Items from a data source
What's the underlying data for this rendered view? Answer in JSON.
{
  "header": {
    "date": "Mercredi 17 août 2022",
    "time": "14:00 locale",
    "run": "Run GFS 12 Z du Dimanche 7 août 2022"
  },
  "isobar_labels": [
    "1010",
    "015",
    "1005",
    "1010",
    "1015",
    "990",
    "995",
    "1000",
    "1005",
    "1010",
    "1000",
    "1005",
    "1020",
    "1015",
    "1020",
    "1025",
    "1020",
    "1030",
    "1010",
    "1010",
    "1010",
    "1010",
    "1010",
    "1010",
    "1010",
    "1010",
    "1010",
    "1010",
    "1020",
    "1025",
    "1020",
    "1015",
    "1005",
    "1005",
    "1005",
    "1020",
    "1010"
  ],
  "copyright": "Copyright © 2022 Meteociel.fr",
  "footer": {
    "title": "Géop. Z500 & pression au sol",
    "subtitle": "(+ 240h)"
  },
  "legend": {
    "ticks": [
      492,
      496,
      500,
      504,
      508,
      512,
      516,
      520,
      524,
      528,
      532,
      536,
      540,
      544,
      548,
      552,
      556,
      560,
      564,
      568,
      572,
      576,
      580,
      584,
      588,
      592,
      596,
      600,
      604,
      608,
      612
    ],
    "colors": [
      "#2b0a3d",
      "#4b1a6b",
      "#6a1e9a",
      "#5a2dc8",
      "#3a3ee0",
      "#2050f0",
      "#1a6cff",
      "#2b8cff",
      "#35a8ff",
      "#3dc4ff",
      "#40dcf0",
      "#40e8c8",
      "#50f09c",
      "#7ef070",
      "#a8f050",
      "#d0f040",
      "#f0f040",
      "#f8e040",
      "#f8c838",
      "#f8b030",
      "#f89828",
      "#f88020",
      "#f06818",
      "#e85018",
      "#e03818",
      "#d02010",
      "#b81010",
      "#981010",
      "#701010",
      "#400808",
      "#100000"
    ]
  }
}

- **What is being asked**:
The records above should be repeated in full, exactly as given.

- **Exercise solution**:
What's the underlying data for this rendered view? Answer in JSON.
{
  "header": {
    "date": "Mercredi 17 août 2022",
    "time": "14:00 locale",
    "run": "Run GFS 12 Z du Dimanche 7 août 2022"
  },
  "isobar_labels": [
    "1010",
    "015",
    "1005",
    "1010",
    "1015",
    "990",
    "995",
    "1000",
    "1005",
    "1010",
    "1000",
    "1005",
    "1020",
    "1015",
    "1020",
    "1025",
    "1020",
    "1030",
    "1010",
    "1010",
    "1010",
    "1010",
    "1010",
    "1010",
    "1010",
    "1010",
    "1010",
    "1010",
    "1020",
    "1025",
    "1020",
    "1015",
    "1005",
    "1005",
    "1005",
    "1020",
    "1010"
  ],
  "copyright": "Copyright © 2022 Meteociel.fr",
  "footer": {
    "title": "Géop. Z500 & pression au sol",
    "subtitle": "(+ 240h)"
  },
  "legend": {
    "ticks": [
      492,
      496,
      500,
      504,
      508,
      512,
      516,
      520,
      524,
      528,
      532,
      536,
      540,
      544,
      548,
      552,
      556,
      560,
      564,
      568,
      572,
      576,
      580,
      584,
      588,
      592,
      596,
      600,
      604,
      608,
      612
    ],
    "colors": [
      "#2b0a3d",
      "#4b1a6b",
      "#6a1e9a",
      "#5a2dc8",
      "#3a3ee0",
      "#2050f0",
      "#1a6cff",
      "#2b8cff",
      "#35a8ff",
      "#3dc4ff",
      "#40dcf0",
      "#40e8c8",
      "#50f09c",
      "#7ef070",
      "#a8f050",
      "#d0f040",
      "#f0f040",
      "#f8e040",
      "#f8c838",
      "#f8b030",
      "#f89828",
      "#f88020",
      "#f06818",
      "#e85018",
      "#e03818",
      "#d02010",
      "#b81010",
      "#981010",
      "#701010",
      "#400808",
      "#100000"
    ]
  }
}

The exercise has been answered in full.